What you are asked to do: Return a copy of every line in the records that includes the word "Ratswahl".

Data provided:
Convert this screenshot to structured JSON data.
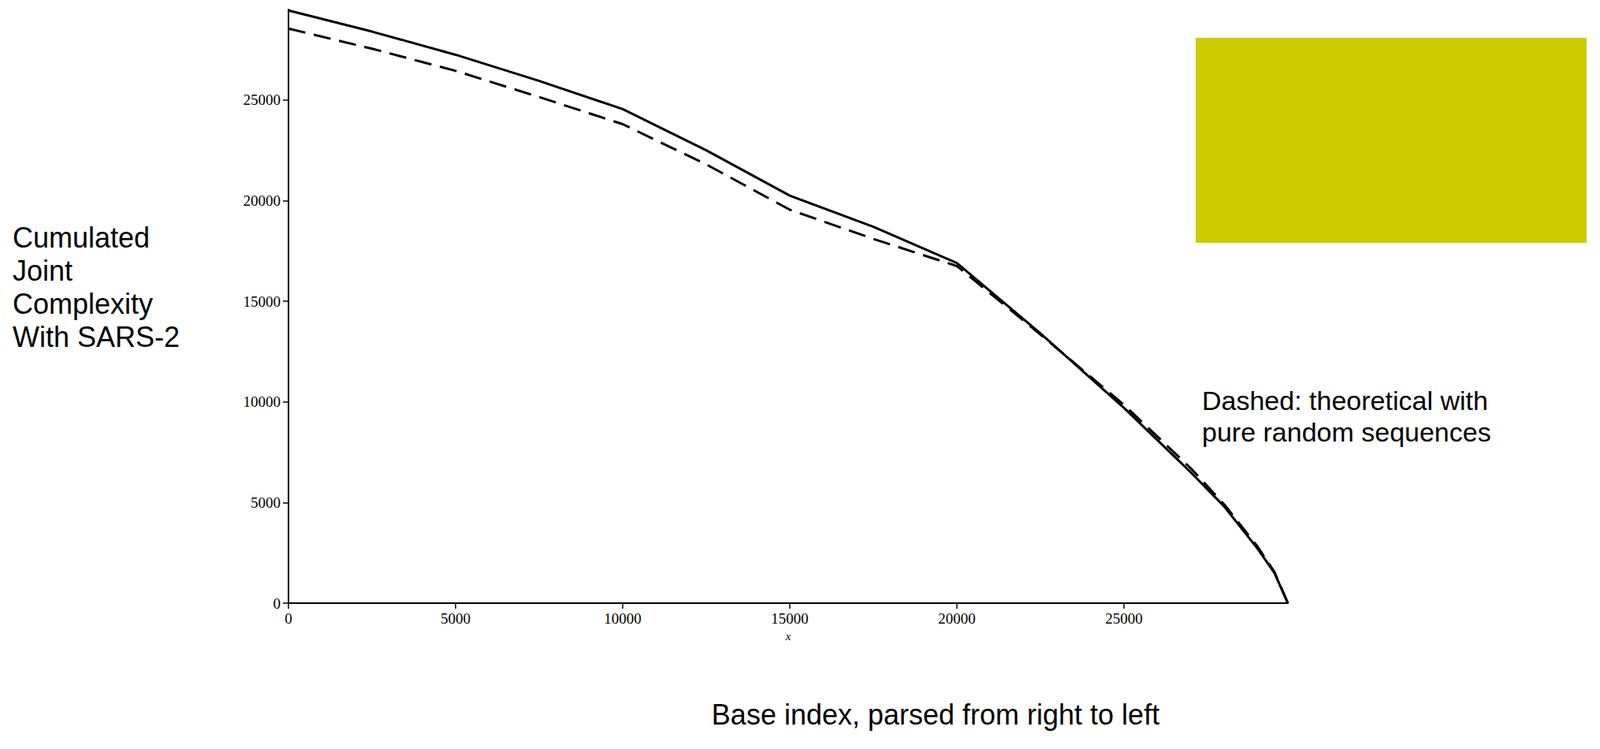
{
  "chart_data": {
    "type": "line",
    "ylabel": "Cumulated Joint Complexity With SARS-2",
    "xlabel": "x",
    "x_title": "Base index, parsed from right to left",
    "annotation": "Dashed: theoretical with pure random sequences",
    "x": [
      0,
      2500,
      5000,
      7500,
      10000,
      12500,
      15000,
      17500,
      20000,
      22500,
      25000,
      27000,
      28000,
      29000,
      29500,
      29903
    ],
    "series": [
      {
        "color": "#000000",
        "line_style": "solid",
        "values": [
          29450,
          28400,
          27250,
          25950,
          24550,
          22500,
          20250,
          18700,
          16900,
          13400,
          9700,
          6500,
          4800,
          2700,
          1500,
          0
        ]
      },
      {
        "color": "#000000",
        "line_style": "dashed",
        "values": [
          28550,
          27550,
          26450,
          25150,
          23800,
          21800,
          19550,
          18100,
          16750,
          13350,
          9850,
          6700,
          4900,
          2800,
          1550,
          0
        ]
      }
    ],
    "xlim": [
      0,
      29903
    ],
    "ylim": [
      0,
      29500
    ],
    "xticks": [
      0,
      5000,
      10000,
      15000,
      20000,
      25000
    ],
    "yticks": [
      0,
      5000,
      10000,
      15000,
      20000,
      25000
    ],
    "grid": false
  }
}
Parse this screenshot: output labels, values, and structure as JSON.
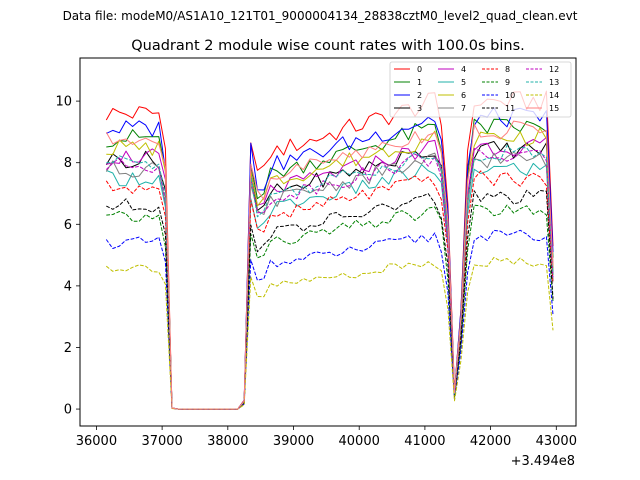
{
  "chart_data": {
    "type": "line",
    "suptitle": "Data file: modeM0/AS1A10_121T01_9000004134_28838cztM0_level2_quad_clean.evt",
    "title": "Quadrant 2 module wise count rates with 100.0s bins.",
    "xlabel": "",
    "ylabel": "",
    "x_offset_label": "+3.494e8",
    "xlim": [
      35750,
      43300
    ],
    "ylim": [
      -0.55,
      11.4
    ],
    "xticks": [
      36000,
      37000,
      38000,
      39000,
      40000,
      41000,
      42000,
      43000
    ],
    "xtick_labels": [
      "36000",
      "37000",
      "38000",
      "39000",
      "40000",
      "41000",
      "42000",
      "43000"
    ],
    "yticks": [
      0,
      2,
      4,
      6,
      8,
      10
    ],
    "ytick_labels": [
      "0",
      "2",
      "4",
      "6",
      "8",
      "10"
    ],
    "grid": false,
    "legend_position": "upper right",
    "legend_columns": 4,
    "x": [
      36150,
      36250,
      36350,
      36450,
      36550,
      36650,
      36750,
      36850,
      36950,
      37050,
      37150,
      37250,
      37350,
      37450,
      37550,
      37650,
      37750,
      37850,
      37950,
      38050,
      38150,
      38250,
      38350,
      38450,
      38550,
      38650,
      38750,
      38850,
      38950,
      39050,
      39150,
      39250,
      39350,
      39450,
      39550,
      39650,
      39750,
      39850,
      39950,
      40050,
      40150,
      40250,
      40350,
      40450,
      40550,
      40650,
      40750,
      40850,
      40950,
      41050,
      41150,
      41250,
      41350,
      41450,
      41550,
      41650,
      41750,
      41850,
      41950,
      42050,
      42150,
      42250,
      42350,
      42450,
      42550,
      42650,
      42750,
      42850,
      42950
    ],
    "series": [
      {
        "name": "0",
        "color": "#ff0000",
        "dash": "solid",
        "level": 9.6
      },
      {
        "name": "1",
        "color": "#008000",
        "dash": "solid",
        "level": 8.8
      },
      {
        "name": "2",
        "color": "#0000ff",
        "dash": "solid",
        "level": 9.1
      },
      {
        "name": "3",
        "color": "#000000",
        "dash": "solid",
        "level": 8.1
      },
      {
        "name": "4",
        "color": "#bf00bf",
        "dash": "solid",
        "level": 8.2
      },
      {
        "name": "5",
        "color": "#20b2aa",
        "dash": "solid",
        "level": 7.5
      },
      {
        "name": "6",
        "color": "#bfbf00",
        "dash": "solid",
        "level": 8.5
      },
      {
        "name": "7",
        "color": "#808080",
        "dash": "solid",
        "level": 7.8
      },
      {
        "name": "8",
        "color": "#ff0000",
        "dash": "dashed",
        "level": 7.2
      },
      {
        "name": "9",
        "color": "#008000",
        "dash": "dashed",
        "level": 6.2
      },
      {
        "name": "10",
        "color": "#0000ff",
        "dash": "dashed",
        "level": 5.4
      },
      {
        "name": "11",
        "color": "#000000",
        "dash": "dashed",
        "level": 6.6
      },
      {
        "name": "12",
        "color": "#bf00bf",
        "dash": "dashed",
        "level": 7.9
      },
      {
        "name": "13",
        "color": "#20b2aa",
        "dash": "dashed",
        "level": 8.0
      },
      {
        "name": "14",
        "color": "#bfbf00",
        "dash": "dashed",
        "level": 4.6
      },
      {
        "name": "15",
        "color": "#ff7f7f",
        "dash": "solid",
        "level": 8.7
      }
    ]
  }
}
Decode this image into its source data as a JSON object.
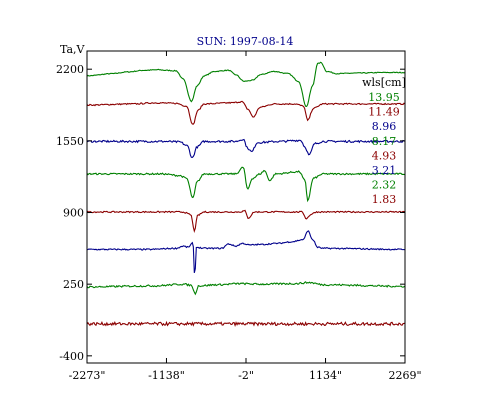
{
  "chart_data": {
    "type": "line",
    "title": "SUN: 1997-08-14",
    "ylabel": "Ta,V",
    "xlabel": "",
    "x_unit_mark": "\"",
    "xlim": [
      -2273,
      2269
    ],
    "ylim": [
      -465,
      2365
    ],
    "x_ticks": [
      "-2273\"",
      "-1138\"",
      "-2\"",
      "1134\"",
      "2269\""
    ],
    "x_tick_values": [
      -2273,
      -1138,
      -2,
      1134,
      2269
    ],
    "y_ticks": [
      "2200",
      "1550",
      "900",
      "250",
      "-400"
    ],
    "y_tick_values": [
      2200,
      1550,
      900,
      250,
      -400
    ],
    "legend_title": "wls[cm]",
    "legend_position": "right",
    "grid": false,
    "series": [
      {
        "name": "13.95",
        "color": "#008000",
        "baseline": 2170,
        "features": [
          [
            -2273,
            -30
          ],
          [
            -1900,
            -10
          ],
          [
            -1700,
            5
          ],
          [
            -1450,
            20
          ],
          [
            -1250,
            25
          ],
          [
            -1150,
            20
          ],
          [
            -1000,
            15
          ],
          [
            -900,
            -60
          ],
          [
            -780,
            -260
          ],
          [
            -700,
            -120
          ],
          [
            -600,
            -30
          ],
          [
            -450,
            10
          ],
          [
            -250,
            20
          ],
          [
            -150,
            -20
          ],
          [
            -30,
            -80
          ],
          [
            100,
            -70
          ],
          [
            200,
            -20
          ],
          [
            400,
            10
          ],
          [
            600,
            -10
          ],
          [
            750,
            -80
          ],
          [
            860,
            -310
          ],
          [
            950,
            -120
          ],
          [
            1020,
            80
          ],
          [
            1070,
            90
          ],
          [
            1150,
            10
          ],
          [
            1300,
            -10
          ],
          [
            1600,
            -5
          ],
          [
            2000,
            0
          ],
          [
            2269,
            0
          ]
        ],
        "noise": 4
      },
      {
        "name": "11.49",
        "color": "#8b0000",
        "baseline": 1885,
        "features": [
          [
            -2273,
            -10
          ],
          [
            -1600,
            0
          ],
          [
            -1300,
            10
          ],
          [
            -1000,
            5
          ],
          [
            -850,
            -20
          ],
          [
            -760,
            -190
          ],
          [
            -690,
            -60
          ],
          [
            -600,
            0
          ],
          [
            -200,
            10
          ],
          [
            -60,
            20
          ],
          [
            30,
            -50
          ],
          [
            100,
            -120
          ],
          [
            200,
            -30
          ],
          [
            400,
            0
          ],
          [
            700,
            0
          ],
          [
            820,
            -20
          ],
          [
            880,
            -150
          ],
          [
            960,
            -40
          ],
          [
            1100,
            0
          ],
          [
            2269,
            0
          ]
        ],
        "noise": 6
      },
      {
        "name": "8.96",
        "color": "#00008b",
        "baseline": 1545,
        "features": [
          [
            -2273,
            0
          ],
          [
            -1200,
            0
          ],
          [
            -950,
            -5
          ],
          [
            -840,
            -40
          ],
          [
            -770,
            -150
          ],
          [
            -700,
            -50
          ],
          [
            -600,
            0
          ],
          [
            -150,
            0
          ],
          [
            -40,
            20
          ],
          [
            20,
            -60
          ],
          [
            80,
            -95
          ],
          [
            160,
            -10
          ],
          [
            500,
            0
          ],
          [
            780,
            10
          ],
          [
            840,
            -50
          ],
          [
            900,
            -125
          ],
          [
            980,
            -20
          ],
          [
            1100,
            0
          ],
          [
            2269,
            0
          ]
        ],
        "noise": 9
      },
      {
        "name": "8.17",
        "color": "#008000",
        "baseline": 1250,
        "features": [
          [
            -2273,
            0
          ],
          [
            -1200,
            0
          ],
          [
            -950,
            -15
          ],
          [
            -850,
            -40
          ],
          [
            -760,
            -220
          ],
          [
            -700,
            -70
          ],
          [
            -600,
            0
          ],
          [
            -150,
            0
          ],
          [
            -40,
            60
          ],
          [
            20,
            -140
          ],
          [
            90,
            -40
          ],
          [
            200,
            0
          ],
          [
            260,
            30
          ],
          [
            340,
            -60
          ],
          [
            420,
            0
          ],
          [
            760,
            20
          ],
          [
            840,
            -60
          ],
          [
            880,
            -240
          ],
          [
            960,
            -40
          ],
          [
            1100,
            0
          ],
          [
            2269,
            0
          ]
        ],
        "noise": 7
      },
      {
        "name": "4.93",
        "color": "#8b0000",
        "baseline": 905,
        "features": [
          [
            -2273,
            0
          ],
          [
            -900,
            0
          ],
          [
            -790,
            -25
          ],
          [
            -740,
            -170
          ],
          [
            -690,
            -30
          ],
          [
            -600,
            0
          ],
          [
            -100,
            0
          ],
          [
            -20,
            10
          ],
          [
            30,
            -55
          ],
          [
            120,
            0
          ],
          [
            800,
            0
          ],
          [
            860,
            -60
          ],
          [
            930,
            -20
          ],
          [
            1000,
            0
          ],
          [
            2269,
            0
          ]
        ],
        "noise": 6
      },
      {
        "name": "3.21",
        "color": "#00008b",
        "baseline": 565,
        "features": [
          [
            -2273,
            0
          ],
          [
            -1400,
            0
          ],
          [
            -1000,
            10
          ],
          [
            -900,
            30
          ],
          [
            -830,
            20
          ],
          [
            -760,
            60
          ],
          [
            -735,
            -250
          ],
          [
            -710,
            20
          ],
          [
            -600,
            10
          ],
          [
            -350,
            10
          ],
          [
            -250,
            50
          ],
          [
            -150,
            30
          ],
          [
            -50,
            55
          ],
          [
            50,
            40
          ],
          [
            200,
            45
          ],
          [
            450,
            55
          ],
          [
            650,
            70
          ],
          [
            820,
            90
          ],
          [
            880,
            170
          ],
          [
            950,
            90
          ],
          [
            1020,
            20
          ],
          [
            1100,
            10
          ],
          [
            2269,
            0
          ]
        ],
        "noise": 6
      },
      {
        "name": "2.32",
        "color": "#008000",
        "baseline": 225,
        "features": [
          [
            -2273,
            0
          ],
          [
            -1300,
            10
          ],
          [
            -900,
            25
          ],
          [
            -780,
            15
          ],
          [
            -730,
            -60
          ],
          [
            -680,
            10
          ],
          [
            -400,
            20
          ],
          [
            -100,
            30
          ],
          [
            200,
            25
          ],
          [
            700,
            30
          ],
          [
            900,
            40
          ],
          [
            1100,
            20
          ],
          [
            2269,
            5
          ]
        ],
        "noise": 8
      },
      {
        "name": "1.83",
        "color": "#8b0000",
        "baseline": -110,
        "features": [
          [
            -2273,
            0
          ],
          [
            0,
            0
          ],
          [
            2269,
            0
          ]
        ],
        "noise": 14
      }
    ]
  }
}
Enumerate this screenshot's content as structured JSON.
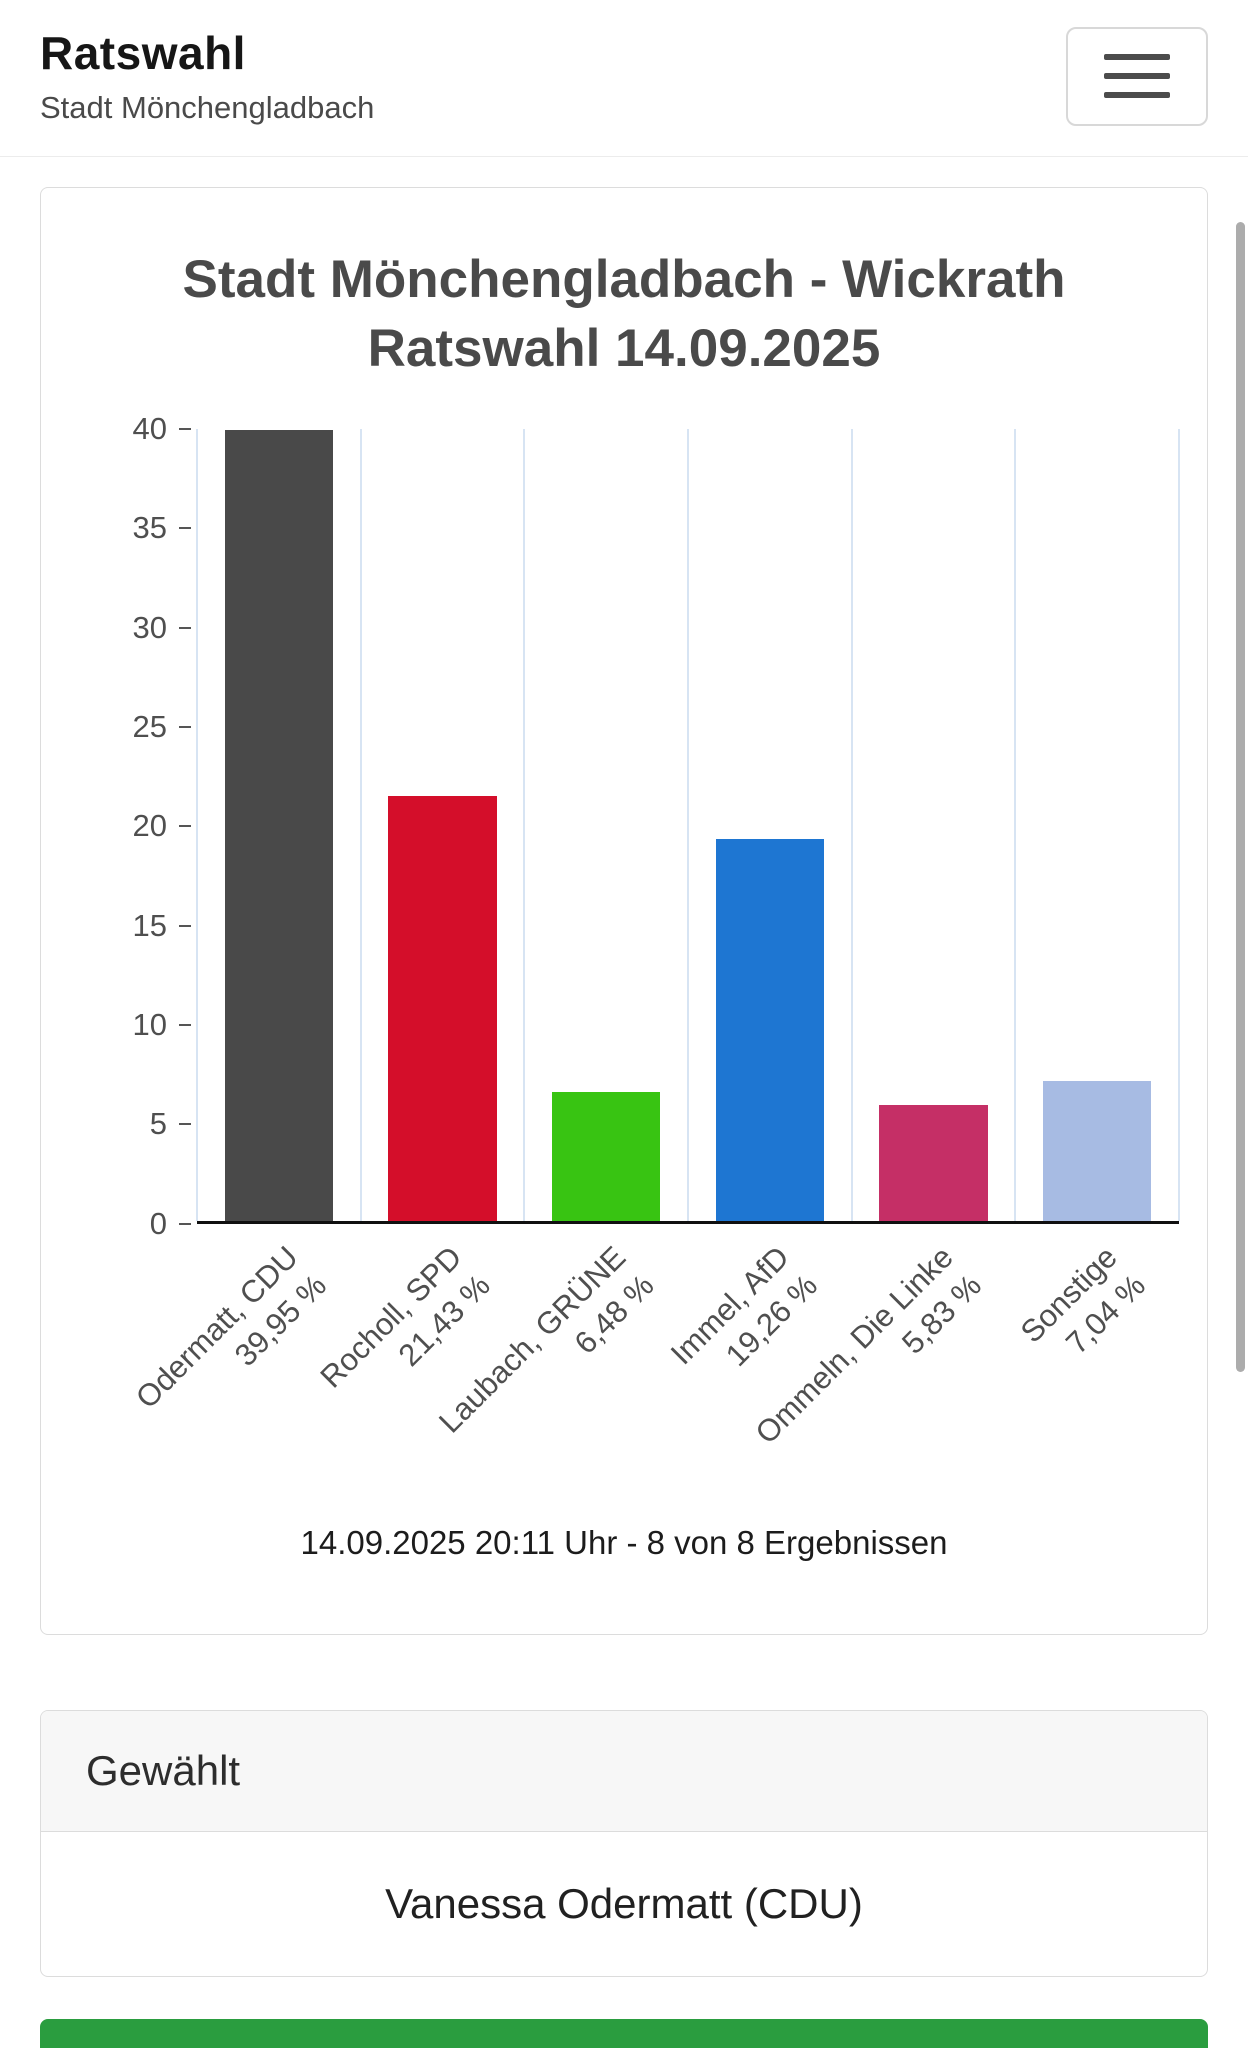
{
  "header": {
    "title": "Ratswahl",
    "subtitle": "Stadt Mönchengladbach"
  },
  "chart_data": {
    "type": "bar",
    "title_lines": [
      "Stadt Mönchengladbach - Wickrath",
      "Ratswahl 14.09.2025"
    ],
    "title": "Stadt Mönchengladbach - Wickrath Ratswahl 14.09.2025",
    "categories": [
      "Odermatt, CDU",
      "Rocholl, SPD",
      "Laubach, GRÜNE",
      "Immel, AfD",
      "Ommeln, Die Linke",
      "Sonstige"
    ],
    "values": [
      39.95,
      21.43,
      6.48,
      19.26,
      5.83,
      7.04
    ],
    "value_labels": [
      "39,95 %",
      "21,43 %",
      "6,48 %",
      "19,26 %",
      "5,83 %",
      "7,04 %"
    ],
    "colors": [
      "#494949",
      "#d40e2a",
      "#38c412",
      "#1e76d2",
      "#c52f66",
      "#a7bbe3"
    ],
    "ylim": [
      0,
      40
    ],
    "ytick_step": 5,
    "grid": "vertical",
    "legend": "none",
    "footer": "14.09.2025 20:11 Uhr - 8 von 8 Ergebnissen"
  },
  "elected": {
    "header": "Gewählt",
    "value": "Vanessa Odermatt (CDU)"
  },
  "bottom_bar": {
    "color": "#2a9d3f"
  }
}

Result for this task:
    "title": "Ratswahl",
      "Ratswahl 14.09.2025"
    "title": "Stadt Mönchengladbach - Wickrath Ratswahl 14.09.2025",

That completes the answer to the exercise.